### WORK REQUEST
Your reply should hold only the lines from the records below where "surveillance" occurs.

——

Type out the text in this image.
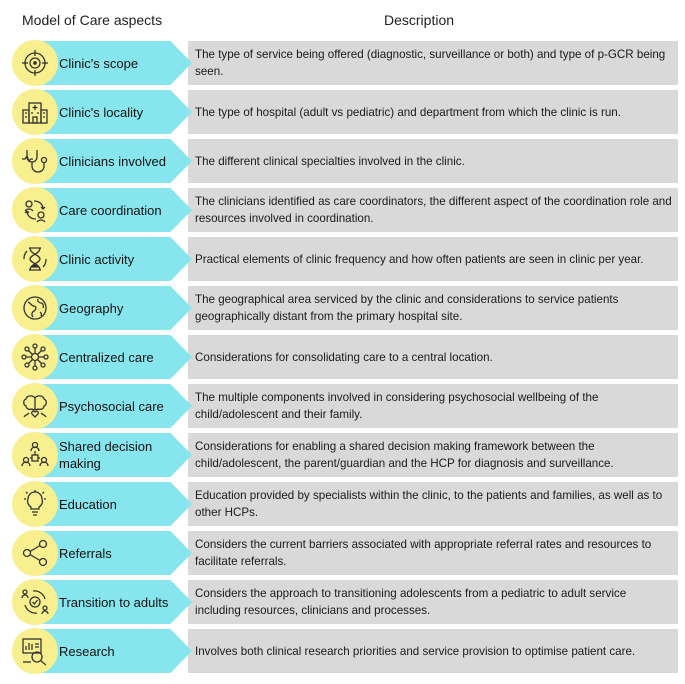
Model of Care aspects	Description
The type of service being offered (diagnostic, surveillance or both) and type of p-GCR being seen.
Clinic's scope
The type of hospital (adult vs pediatric) and department from which the clinic is run.
Clinic's locality
The different clinical specialties involved in the clinic.
Clinicians involved
The clinicians identified as care coordinators, the different aspect of the coordination role and resources involved in coordination.
Care coordination
Practical elements of clinic frequency and how often patients are seen in clinic per year.
Clinic activity
The geographical area serviced by the clinic and considerations to service patients geographically distant from the primary hospital site.
Geography
Considerations for consolidating care to a central location.
Centralized care
The multiple components involved in considering psychosocial wellbeing of the child/adolescent and their family.
Psychosocial care
Considerations for enabling a shared decision making framework between the child/adolescent, the parent/guardian and the HCP for diagnosis and surveillance.
Shared decision making
Education provided by specialists within the clinic, to the patients and families, as well as to other HCPs.
Education
Considers the current barriers associated with appropriate referral rates and resources to facilitate referrals.
Referrals
Considers the approach to transitioning adolescents from a pediatric to adult service including resources, clinicians and processes.
Transition to adults
Involves both clinical research priorities and service provision to optimise patient care.
Research
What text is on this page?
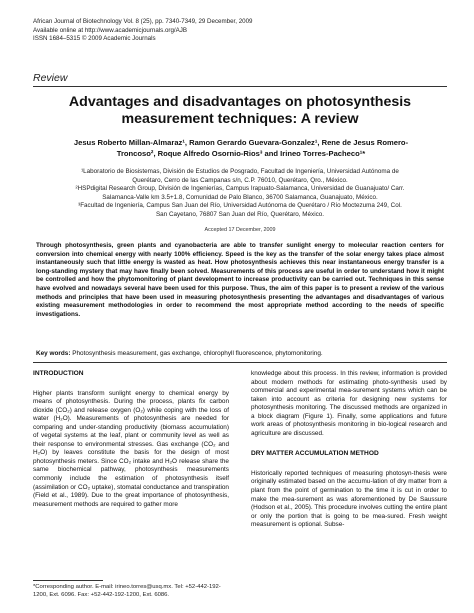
African Journal of Biotechnology Vol. 8 (25), pp. 7340-7349, 29 December, 2009
Available online at http://www.academicjournals.org/AJB
ISSN 1684–5315 © 2009 Academic Journals
Review
Advantages and disadvantages on photosynthesis
measurement techniques: A review
Jesus Roberto Millan-Almaraz¹, Ramon Gerardo Guevara-Gonzalez¹, Rene de Jesus Romero-
Troncoso², Roque Alfredo Osornio-Rios³ and Irineo Torres-Pacheco¹*
¹Laboratorio de Biosistemas, División de Estudios de Posgrado, Facultad de Ingeniería, Universidad Autónoma de
Querétaro, Cerro de las Campanas s/n, C.P. 76010, Querétaro, Qro., México.
²HSPdigital Research Group, División de Ingenierías, Campus Irapuato-Salamanca, Universidad de Guanajuato/ Carr.
Salamanca-Valle km 3.5+1.8, Comunidad de Palo Blanco, 36700 Salamanca, Guanajuato, México.
³Facultad de Ingeniería, Campus San Juan del Río, Universidad Autónoma de Querétaro / Río Moctezuma 249, Col.
San Cayetano, 76807 San Juan del Río, Querétaro, México.
Accepted 17 December, 2009
Through photosynthesis, green plants and cyanobacteria are able to transfer sunlight energy to molecular reaction centers for conversion into chemical energy with nearly 100% efficiency. Speed is the key as the transfer of the solar energy takes place almost instantaneously such that little energy is wasted as heat. How photosynthesis achieves this near instantaneous energy transfer is a long-standing mystery that may have finally been solved. Measurements of this process are useful in order to understand how it might be controlled and how the phytomonitoring of plant development to increase productivity can be carried out. Techniques in this sense have evolved and nowadays several have been used for this purpose. Thus, the aim of this paper is to present a review of the various methods and principles that have been used in measuring photosynthesis presenting the advantages and disadvantages of various existing measurement methodologies in order to recommend the most appropriate method according to the needs of specific investigations.
Key words: Photosynthesis measurement, gas exchange, chlorophyll fluorescence, phytomonitoring.
INTRODUCTION
Higher plants transform sunlight energy to chemical energy by means of photosynthesis. During the process, plants fix carbon dioxide (CO₂) and release oxygen (O₂) while coping with the loss of water (H₂O). Measurements of photosynthesis are needed for comparing and under-standing productivity (biomass accumulation) of vegetal systems at the leaf, plant or community level as well as their response to environmental stresses. Gas exchange (CO₂ and H₂O) by leaves constitute the basis for the design of most photosynthesis meters. Since CO₂ intake and H₂O release share the same biochemical pathway, photosynthesis measurements commonly include the estimation of photosynthesis itself (assimilation or CO₂ uptake), stomatal conductance and transpiration (Field et al., 1989). Due to the great importance of photosynthesis, measurement methods are required to gather more
knowledge about this process. In this review, information is provided about modern methods for estimating photo-synthesis used by commercial and experimental mea-surement systems which can be taken into account as criteria for designing new systems for photosynthesis monitoring. The discussed methods are organized in a block diagram (Figure 1). Finally, some applications and future work areas of photosynthesis monitoring in bio-logical research and agriculture are discussed.
DRY MATTER ACCUMULATION METHOD
Historically reported techniques of measuring photosyn-thesis were originally estimated based on the accumu-lation of dry matter from a plant from the point of germination to the time it is cut in order to make the mea-surement as was aforementioned by De Saussure (Hodson et al., 2005). This procedure involves cutting the entire plant or only the portion that is going to be mea-sured. Fresh weight measurement is optional. Subse-
*Corresponding author. E-mail: irineo.torres@usq.mx. Tel: +52-442-192-1200, Ext. 6096. Fax: +52-442-192-1200, Ext. 6086.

——

### FINAL ANSWER
The type of service being offered (diagnostic, surveillance or both) and type of p-GCR being seen.
Considerations for enabling a shared decision making framework between the child/adolescent, the parent/guardian and the HCP for diagnosis and surveillance.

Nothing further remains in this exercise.